* _SET EXERCISE_: Pick out every line that holds the string "Checking" and copy it.

* _DATA PROVIDED_:
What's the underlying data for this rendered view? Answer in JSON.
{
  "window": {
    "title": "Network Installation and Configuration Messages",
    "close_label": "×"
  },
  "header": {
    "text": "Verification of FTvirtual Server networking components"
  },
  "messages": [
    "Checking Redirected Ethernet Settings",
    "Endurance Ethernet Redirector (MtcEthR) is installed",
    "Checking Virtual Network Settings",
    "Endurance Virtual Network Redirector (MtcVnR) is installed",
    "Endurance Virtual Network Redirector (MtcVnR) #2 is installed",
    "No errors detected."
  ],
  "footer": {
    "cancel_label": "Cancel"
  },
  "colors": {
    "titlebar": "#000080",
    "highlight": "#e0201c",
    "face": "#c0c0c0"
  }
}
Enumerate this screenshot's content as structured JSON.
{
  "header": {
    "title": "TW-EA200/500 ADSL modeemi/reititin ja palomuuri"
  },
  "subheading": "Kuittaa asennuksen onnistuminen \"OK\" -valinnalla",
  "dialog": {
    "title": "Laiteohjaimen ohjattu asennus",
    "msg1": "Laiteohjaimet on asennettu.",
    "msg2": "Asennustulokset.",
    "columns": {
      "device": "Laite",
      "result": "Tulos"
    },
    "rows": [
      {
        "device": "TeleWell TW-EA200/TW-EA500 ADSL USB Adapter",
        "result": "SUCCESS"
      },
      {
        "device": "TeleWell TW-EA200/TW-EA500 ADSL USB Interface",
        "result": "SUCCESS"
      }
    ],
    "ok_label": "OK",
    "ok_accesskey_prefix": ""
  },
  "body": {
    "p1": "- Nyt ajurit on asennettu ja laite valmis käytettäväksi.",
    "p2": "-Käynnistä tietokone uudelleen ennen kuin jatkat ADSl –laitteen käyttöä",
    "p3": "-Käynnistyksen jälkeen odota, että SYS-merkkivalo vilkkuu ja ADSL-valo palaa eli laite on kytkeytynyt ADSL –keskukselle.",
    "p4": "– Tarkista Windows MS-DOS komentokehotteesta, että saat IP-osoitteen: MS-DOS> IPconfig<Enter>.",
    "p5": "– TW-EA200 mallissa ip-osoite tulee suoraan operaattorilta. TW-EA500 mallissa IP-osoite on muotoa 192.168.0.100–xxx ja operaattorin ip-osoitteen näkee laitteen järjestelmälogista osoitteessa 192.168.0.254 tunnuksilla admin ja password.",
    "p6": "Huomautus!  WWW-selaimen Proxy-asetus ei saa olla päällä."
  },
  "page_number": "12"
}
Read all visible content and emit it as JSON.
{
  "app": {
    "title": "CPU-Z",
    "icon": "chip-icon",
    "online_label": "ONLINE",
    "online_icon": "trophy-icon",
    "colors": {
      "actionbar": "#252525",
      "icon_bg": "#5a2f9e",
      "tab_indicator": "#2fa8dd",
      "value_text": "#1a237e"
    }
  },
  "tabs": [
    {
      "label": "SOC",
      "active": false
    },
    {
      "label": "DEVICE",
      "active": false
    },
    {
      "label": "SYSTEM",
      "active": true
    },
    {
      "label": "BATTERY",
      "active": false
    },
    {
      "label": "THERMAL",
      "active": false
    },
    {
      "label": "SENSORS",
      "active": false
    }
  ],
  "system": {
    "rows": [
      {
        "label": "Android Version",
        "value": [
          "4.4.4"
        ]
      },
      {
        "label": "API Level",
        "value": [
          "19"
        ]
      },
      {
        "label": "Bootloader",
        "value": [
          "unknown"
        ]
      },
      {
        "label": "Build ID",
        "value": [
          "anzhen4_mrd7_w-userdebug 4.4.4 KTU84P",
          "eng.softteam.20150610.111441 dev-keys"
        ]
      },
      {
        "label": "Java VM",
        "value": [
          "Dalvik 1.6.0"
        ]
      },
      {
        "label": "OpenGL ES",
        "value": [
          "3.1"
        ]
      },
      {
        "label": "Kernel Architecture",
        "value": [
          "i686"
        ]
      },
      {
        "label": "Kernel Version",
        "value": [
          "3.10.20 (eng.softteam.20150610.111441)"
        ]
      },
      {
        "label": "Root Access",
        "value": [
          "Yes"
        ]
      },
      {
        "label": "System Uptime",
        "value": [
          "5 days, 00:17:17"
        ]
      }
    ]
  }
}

* _TASK RESULT_:
    "Checking Redirected Ethernet Settings",
    "Checking Virtual Network Settings",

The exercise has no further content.